# ROWS
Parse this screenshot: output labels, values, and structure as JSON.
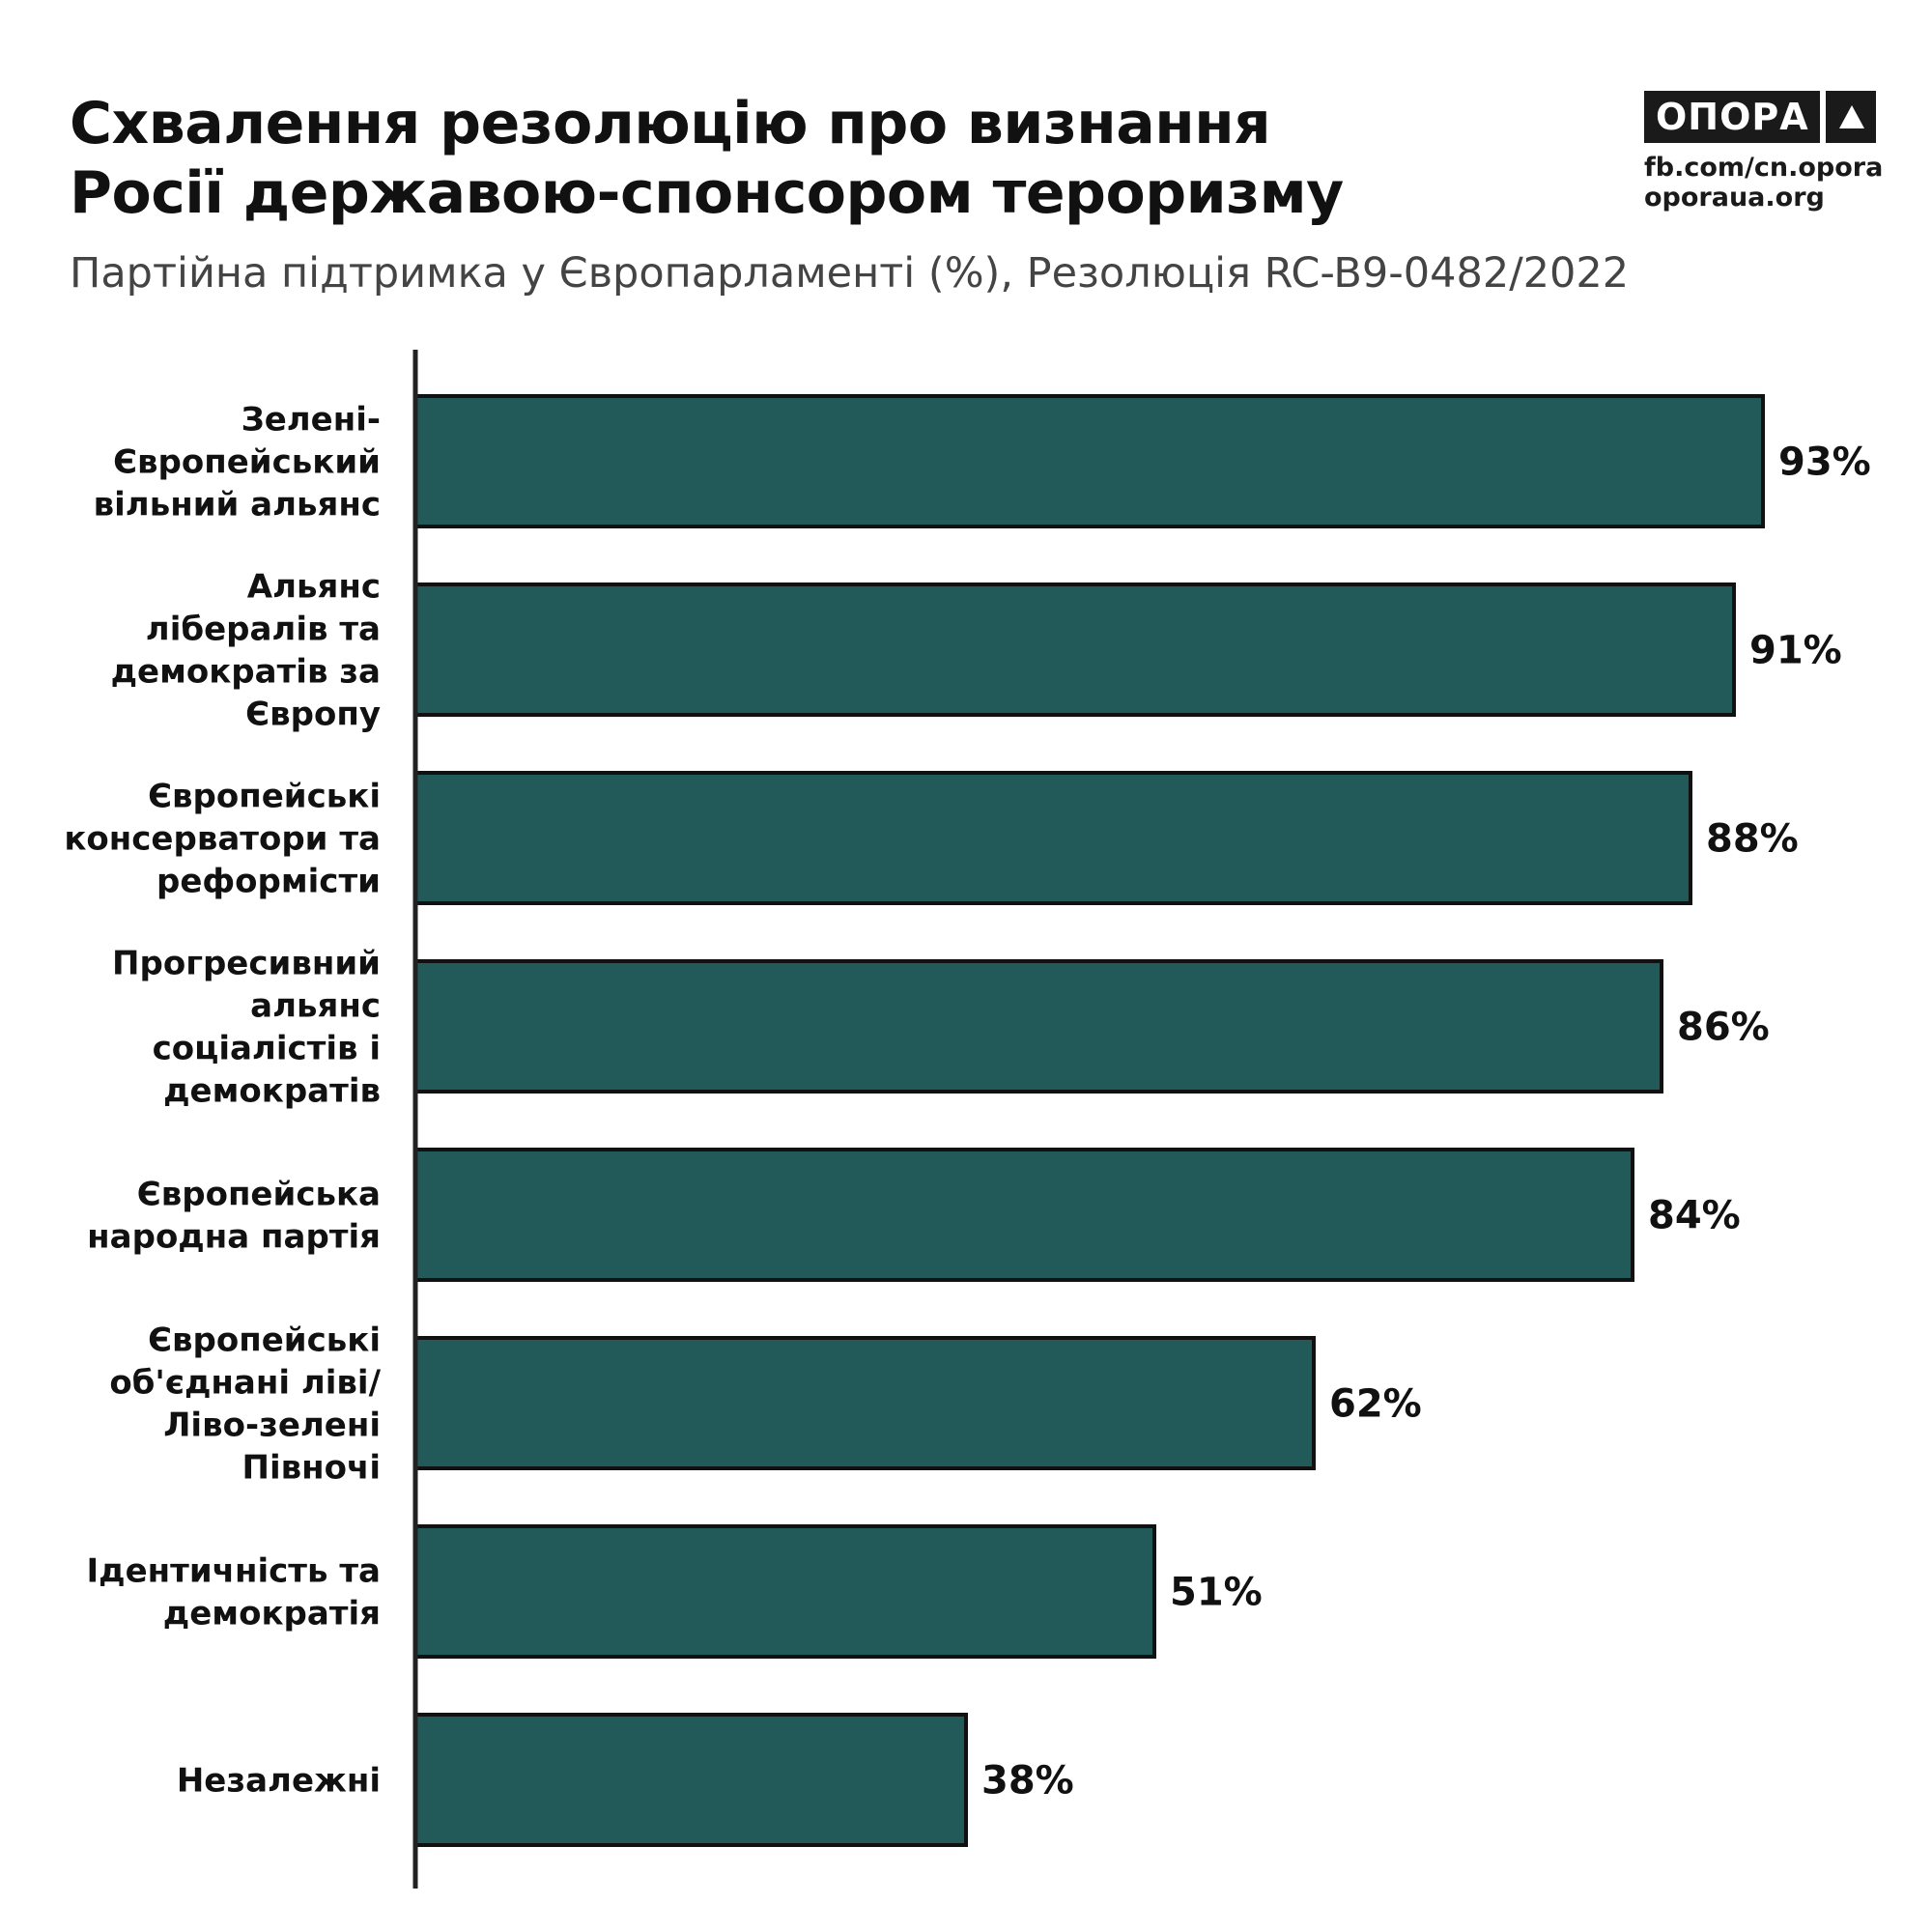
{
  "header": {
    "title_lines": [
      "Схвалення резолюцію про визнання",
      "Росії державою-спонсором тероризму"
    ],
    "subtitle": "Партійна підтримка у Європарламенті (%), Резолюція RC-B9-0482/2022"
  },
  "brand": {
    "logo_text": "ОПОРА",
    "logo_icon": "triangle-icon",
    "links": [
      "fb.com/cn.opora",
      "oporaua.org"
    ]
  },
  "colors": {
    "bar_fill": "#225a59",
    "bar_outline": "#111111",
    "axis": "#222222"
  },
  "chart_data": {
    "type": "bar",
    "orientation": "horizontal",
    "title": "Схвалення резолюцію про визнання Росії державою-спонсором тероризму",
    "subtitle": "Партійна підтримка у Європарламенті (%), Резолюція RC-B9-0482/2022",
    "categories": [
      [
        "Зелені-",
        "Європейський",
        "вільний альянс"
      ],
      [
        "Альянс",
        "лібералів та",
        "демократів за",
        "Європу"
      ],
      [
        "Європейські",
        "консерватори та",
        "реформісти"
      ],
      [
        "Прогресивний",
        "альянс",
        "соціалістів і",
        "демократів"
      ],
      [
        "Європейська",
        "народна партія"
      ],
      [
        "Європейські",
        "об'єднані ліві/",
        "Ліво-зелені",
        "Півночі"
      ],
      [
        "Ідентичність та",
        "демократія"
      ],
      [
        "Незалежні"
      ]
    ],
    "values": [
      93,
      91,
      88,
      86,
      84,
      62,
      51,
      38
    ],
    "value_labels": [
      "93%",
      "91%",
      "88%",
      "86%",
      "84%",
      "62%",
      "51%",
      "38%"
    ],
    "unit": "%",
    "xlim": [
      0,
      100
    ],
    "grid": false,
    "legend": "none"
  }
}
--
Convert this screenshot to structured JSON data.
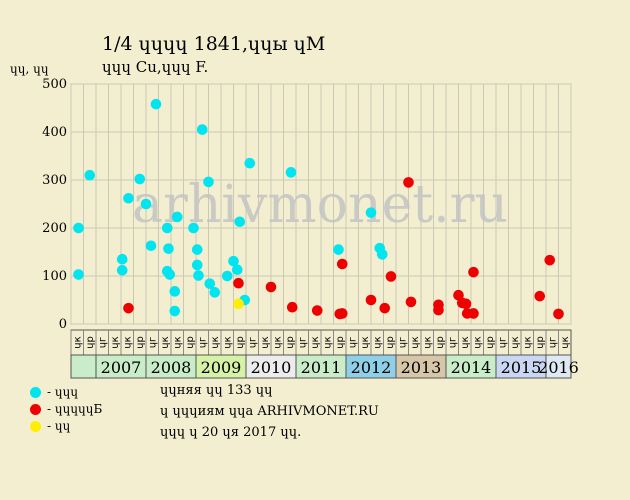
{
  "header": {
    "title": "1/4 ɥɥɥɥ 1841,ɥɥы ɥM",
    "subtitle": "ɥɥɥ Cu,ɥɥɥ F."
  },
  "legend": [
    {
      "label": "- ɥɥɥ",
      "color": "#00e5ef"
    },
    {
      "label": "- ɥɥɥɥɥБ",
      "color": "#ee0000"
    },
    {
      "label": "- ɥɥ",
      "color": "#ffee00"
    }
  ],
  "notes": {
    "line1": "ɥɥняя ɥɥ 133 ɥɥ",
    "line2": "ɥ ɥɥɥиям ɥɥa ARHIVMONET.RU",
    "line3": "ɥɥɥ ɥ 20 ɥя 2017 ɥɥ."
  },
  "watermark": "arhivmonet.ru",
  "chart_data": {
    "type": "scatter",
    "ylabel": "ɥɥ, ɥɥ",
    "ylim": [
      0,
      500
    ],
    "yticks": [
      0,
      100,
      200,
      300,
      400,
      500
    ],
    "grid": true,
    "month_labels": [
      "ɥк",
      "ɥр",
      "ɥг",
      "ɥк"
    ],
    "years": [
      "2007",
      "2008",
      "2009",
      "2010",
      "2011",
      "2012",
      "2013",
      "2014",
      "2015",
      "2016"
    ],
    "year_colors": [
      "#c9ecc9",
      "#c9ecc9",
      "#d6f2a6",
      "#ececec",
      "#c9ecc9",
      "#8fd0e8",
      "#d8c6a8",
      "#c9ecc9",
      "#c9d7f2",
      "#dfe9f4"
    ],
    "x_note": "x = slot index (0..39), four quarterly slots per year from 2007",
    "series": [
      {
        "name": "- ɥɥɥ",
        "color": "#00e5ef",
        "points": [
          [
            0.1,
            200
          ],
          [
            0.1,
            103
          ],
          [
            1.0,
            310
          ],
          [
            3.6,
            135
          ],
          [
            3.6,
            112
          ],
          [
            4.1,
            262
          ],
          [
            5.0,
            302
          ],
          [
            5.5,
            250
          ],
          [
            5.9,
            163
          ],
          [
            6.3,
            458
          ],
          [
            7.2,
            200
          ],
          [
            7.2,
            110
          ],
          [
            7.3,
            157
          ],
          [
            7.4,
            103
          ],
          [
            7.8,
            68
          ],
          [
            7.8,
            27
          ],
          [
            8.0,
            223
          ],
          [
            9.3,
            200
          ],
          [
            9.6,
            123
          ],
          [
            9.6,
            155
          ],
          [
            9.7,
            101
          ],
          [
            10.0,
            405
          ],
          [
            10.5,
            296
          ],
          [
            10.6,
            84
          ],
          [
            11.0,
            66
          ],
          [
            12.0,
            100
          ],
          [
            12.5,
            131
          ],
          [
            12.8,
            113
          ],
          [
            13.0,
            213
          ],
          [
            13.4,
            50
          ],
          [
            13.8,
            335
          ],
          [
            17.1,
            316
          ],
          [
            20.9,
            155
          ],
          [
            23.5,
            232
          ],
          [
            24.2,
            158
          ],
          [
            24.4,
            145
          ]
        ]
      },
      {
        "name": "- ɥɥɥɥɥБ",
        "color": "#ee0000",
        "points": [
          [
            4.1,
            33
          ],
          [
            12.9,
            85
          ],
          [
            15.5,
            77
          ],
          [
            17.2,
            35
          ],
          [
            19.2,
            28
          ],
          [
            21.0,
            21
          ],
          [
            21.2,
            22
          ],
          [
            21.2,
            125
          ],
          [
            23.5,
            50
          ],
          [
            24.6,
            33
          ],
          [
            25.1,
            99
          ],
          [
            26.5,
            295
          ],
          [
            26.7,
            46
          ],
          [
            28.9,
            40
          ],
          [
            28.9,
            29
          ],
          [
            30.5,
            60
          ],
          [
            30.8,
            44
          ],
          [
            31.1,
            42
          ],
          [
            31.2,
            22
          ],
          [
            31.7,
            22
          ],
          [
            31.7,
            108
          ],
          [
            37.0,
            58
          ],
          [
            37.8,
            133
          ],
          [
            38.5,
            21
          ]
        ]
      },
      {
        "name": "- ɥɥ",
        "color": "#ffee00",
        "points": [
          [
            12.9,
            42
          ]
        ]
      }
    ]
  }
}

# SET PROBLEM
In the entries above, find every line holding the word "screenshot" and copy it out.

# RESPONSE TO THE EXERCISE
Parse this screenshot: output labels, values, and structure as JSON.
Convert this screenshot to structured JSON data.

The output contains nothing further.